» Material

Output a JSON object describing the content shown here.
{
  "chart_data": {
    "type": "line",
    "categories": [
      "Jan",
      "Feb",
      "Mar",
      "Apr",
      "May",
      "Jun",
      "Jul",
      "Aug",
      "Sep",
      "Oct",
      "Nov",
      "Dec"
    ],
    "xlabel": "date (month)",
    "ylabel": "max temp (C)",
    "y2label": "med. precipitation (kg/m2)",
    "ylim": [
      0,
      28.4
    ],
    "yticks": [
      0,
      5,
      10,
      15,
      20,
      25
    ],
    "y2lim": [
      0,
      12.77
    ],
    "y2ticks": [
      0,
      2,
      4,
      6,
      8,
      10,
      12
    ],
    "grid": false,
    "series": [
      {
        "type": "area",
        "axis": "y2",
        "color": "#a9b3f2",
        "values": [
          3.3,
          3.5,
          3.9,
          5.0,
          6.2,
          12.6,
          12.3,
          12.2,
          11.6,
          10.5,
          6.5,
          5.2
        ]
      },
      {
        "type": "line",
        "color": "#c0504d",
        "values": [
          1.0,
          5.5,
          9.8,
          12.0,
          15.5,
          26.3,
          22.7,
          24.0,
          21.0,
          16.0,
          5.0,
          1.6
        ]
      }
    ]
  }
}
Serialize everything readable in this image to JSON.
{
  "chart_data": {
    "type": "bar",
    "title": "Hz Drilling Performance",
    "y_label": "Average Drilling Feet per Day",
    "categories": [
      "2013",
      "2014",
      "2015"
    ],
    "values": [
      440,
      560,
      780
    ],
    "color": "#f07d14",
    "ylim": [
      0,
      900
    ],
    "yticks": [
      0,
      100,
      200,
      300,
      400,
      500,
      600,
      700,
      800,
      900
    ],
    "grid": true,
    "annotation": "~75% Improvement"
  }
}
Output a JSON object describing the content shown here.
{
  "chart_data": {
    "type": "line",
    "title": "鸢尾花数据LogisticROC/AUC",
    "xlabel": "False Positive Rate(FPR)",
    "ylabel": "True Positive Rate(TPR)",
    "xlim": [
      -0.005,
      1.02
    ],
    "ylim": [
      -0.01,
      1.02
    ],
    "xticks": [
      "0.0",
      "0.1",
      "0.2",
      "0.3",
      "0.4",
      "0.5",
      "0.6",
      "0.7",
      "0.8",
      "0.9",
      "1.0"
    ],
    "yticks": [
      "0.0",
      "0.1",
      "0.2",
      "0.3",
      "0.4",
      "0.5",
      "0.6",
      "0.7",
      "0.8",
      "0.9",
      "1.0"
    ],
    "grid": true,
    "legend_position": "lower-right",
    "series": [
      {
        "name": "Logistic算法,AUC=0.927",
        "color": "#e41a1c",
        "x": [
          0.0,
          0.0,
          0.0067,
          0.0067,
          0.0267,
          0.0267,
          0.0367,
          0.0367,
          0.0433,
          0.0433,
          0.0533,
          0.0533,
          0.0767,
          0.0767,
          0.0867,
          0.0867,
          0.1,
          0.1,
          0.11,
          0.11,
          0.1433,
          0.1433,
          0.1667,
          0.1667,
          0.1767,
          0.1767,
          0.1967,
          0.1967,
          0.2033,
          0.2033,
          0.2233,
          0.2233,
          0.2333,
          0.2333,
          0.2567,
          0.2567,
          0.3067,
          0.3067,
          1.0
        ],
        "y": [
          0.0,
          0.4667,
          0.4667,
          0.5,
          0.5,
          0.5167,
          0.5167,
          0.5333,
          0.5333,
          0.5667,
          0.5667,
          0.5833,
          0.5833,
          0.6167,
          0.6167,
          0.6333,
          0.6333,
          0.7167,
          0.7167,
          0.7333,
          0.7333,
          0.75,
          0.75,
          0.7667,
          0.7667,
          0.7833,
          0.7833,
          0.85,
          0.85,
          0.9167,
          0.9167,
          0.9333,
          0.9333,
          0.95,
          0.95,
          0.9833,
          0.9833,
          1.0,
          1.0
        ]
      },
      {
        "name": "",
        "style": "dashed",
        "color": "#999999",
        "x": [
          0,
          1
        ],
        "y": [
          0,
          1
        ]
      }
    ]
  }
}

» Task brief
Write down every line of the data exactly as it appears above.

» The result
Output a JSON object describing the content shown here.
{
  "chart_data": {
    "type": "line",
    "categories": [
      "Jan",
      "Feb",
      "Mar",
      "Apr",
      "May",
      "Jun",
      "Jul",
      "Aug",
      "Sep",
      "Oct",
      "Nov",
      "Dec"
    ],
    "xlabel": "date (month)",
    "ylabel": "max temp (C)",
    "y2label": "med. precipitation (kg/m2)",
    "ylim": [
      0,
      28.4
    ],
    "yticks": [
      0,
      5,
      10,
      15,
      20,
      25
    ],
    "y2lim": [
      0,
      12.77
    ],
    "y2ticks": [
      0,
      2,
      4,
      6,
      8,
      10,
      12
    ],
    "grid": false,
    "series": [
      {
        "type": "area",
        "axis": "y2",
        "color": "#a9b3f2",
        "values": [
          3.3,
          3.5,
          3.9,
          5.0,
          6.2,
          12.6,
          12.3,
          12.2,
          11.6,
          10.5,
          6.5,
          5.2
        ]
      },
      {
        "type": "line",
        "color": "#c0504d",
        "values": [
          1.0,
          5.5,
          9.8,
          12.0,
          15.5,
          26.3,
          22.7,
          24.0,
          21.0,
          16.0,
          5.0,
          1.6
        ]
      }
    ]
  }
}
Serialize everything readable in this image to JSON.
{
  "chart_data": {
    "type": "bar",
    "title": "Hz Drilling Performance",
    "y_label": "Average Drilling Feet per Day",
    "categories": [
      "2013",
      "2014",
      "2015"
    ],
    "values": [
      440,
      560,
      780
    ],
    "color": "#f07d14",
    "ylim": [
      0,
      900
    ],
    "yticks": [
      0,
      100,
      200,
      300,
      400,
      500,
      600,
      700,
      800,
      900
    ],
    "grid": true,
    "annotation": "~75% Improvement"
  }
}
Output a JSON object describing the content shown here.
{
  "chart_data": {
    "type": "line",
    "title": "鸢尾花数据LogisticROC/AUC",
    "xlabel": "False Positive Rate(FPR)",
    "ylabel": "True Positive Rate(TPR)",
    "xlim": [
      -0.005,
      1.02
    ],
    "ylim": [
      -0.01,
      1.02
    ],
    "xticks": [
      "0.0",
      "0.1",
      "0.2",
      "0.3",
      "0.4",
      "0.5",
      "0.6",
      "0.7",
      "0.8",
      "0.9",
      "1.0"
    ],
    "yticks": [
      "0.0",
      "0.1",
      "0.2",
      "0.3",
      "0.4",
      "0.5",
      "0.6",
      "0.7",
      "0.8",
      "0.9",
      "1.0"
    ],
    "grid": true,
    "legend_position": "lower-right",
    "series": [
      {
        "name": "Logistic算法,AUC=0.927",
        "color": "#e41a1c",
        "x": [
          0.0,
          0.0,
          0.0067,
          0.0067,
          0.0267,
          0.0267,
          0.0367,
          0.0367,
          0.0433,
          0.0433,
          0.0533,
          0.0533,
          0.0767,
          0.0767,
          0.0867,
          0.0867,
          0.1,
          0.1,
          0.11,
          0.11,
          0.1433,
          0.1433,
          0.1667,
          0.1667,
          0.1767,
          0.1767,
          0.1967,
          0.1967,
          0.2033,
          0.2033,
          0.2233,
          0.2233,
          0.2333,
          0.2333,
          0.2567,
          0.2567,
          0.3067,
          0.3067,
          1.0
        ],
        "y": [
          0.0,
          0.4667,
          0.4667,
          0.5,
          0.5,
          0.5167,
          0.5167,
          0.5333,
          0.5333,
          0.5667,
          0.5667,
          0.5833,
          0.5833,
          0.6167,
          0.6167,
          0.6333,
          0.6333,
          0.7167,
          0.7167,
          0.7333,
          0.7333,
          0.75,
          0.75,
          0.7667,
          0.7667,
          0.7833,
          0.7833,
          0.85,
          0.85,
          0.9167,
          0.9167,
          0.9333,
          0.9333,
          0.95,
          0.95,
          0.9833,
          0.9833,
          1.0,
          1.0
        ]
      },
      {
        "name": "",
        "style": "dashed",
        "color": "#999999",
        "x": [
          0,
          1
        ],
        "y": [
          0,
          1
        ]
      }
    ]
  }
}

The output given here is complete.